Reproduce the data exactly.

"""

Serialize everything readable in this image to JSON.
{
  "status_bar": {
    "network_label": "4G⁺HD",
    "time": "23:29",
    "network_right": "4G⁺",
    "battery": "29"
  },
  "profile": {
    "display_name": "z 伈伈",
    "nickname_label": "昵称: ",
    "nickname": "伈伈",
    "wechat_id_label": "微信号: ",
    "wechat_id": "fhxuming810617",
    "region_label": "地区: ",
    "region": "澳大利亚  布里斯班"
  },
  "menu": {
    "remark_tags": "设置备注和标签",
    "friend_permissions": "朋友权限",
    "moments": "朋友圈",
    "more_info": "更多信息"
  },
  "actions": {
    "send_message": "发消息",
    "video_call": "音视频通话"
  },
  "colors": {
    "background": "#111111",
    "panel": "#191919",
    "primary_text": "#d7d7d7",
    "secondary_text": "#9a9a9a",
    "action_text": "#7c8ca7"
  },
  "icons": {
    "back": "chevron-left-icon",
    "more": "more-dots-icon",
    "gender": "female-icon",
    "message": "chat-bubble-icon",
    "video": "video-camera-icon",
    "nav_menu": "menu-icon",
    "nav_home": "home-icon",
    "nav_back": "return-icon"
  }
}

"""

• Output for this exercise
Serialize everything readable in this image to JSON.
{
  "status_bar": {
    "network_label": "4G⁺HD",
    "time": "23:29",
    "network_right": "4G⁺",
    "battery": "29"
  },
  "profile": {
    "display_name": "z 伈伈",
    "nickname_label": "昵称: ",
    "nickname": "伈伈",
    "wechat_id_label": "微信号: ",
    "wechat_id": "fhxuming810617",
    "region_label": "地区: ",
    "region": "澳大利亚  布里斯班"
  },
  "menu": {
    "remark_tags": "设置备注和标签",
    "friend_permissions": "朋友权限",
    "moments": "朋友圈",
    "more_info": "更多信息"
  },
  "actions": {
    "send_message": "发消息",
    "video_call": "音视频通话"
  },
  "colors": {
    "background": "#111111",
    "panel": "#191919",
    "primary_text": "#d7d7d7",
    "secondary_text": "#9a9a9a",
    "action_text": "#7c8ca7"
  },
  "icons": {
    "back": "chevron-left-icon",
    "more": "more-dots-icon",
    "gender": "female-icon",
    "message": "chat-bubble-icon",
    "video": "video-camera-icon",
    "nav_menu": "menu-icon",
    "nav_home": "home-icon",
    "nav_back": "return-icon"
  }
}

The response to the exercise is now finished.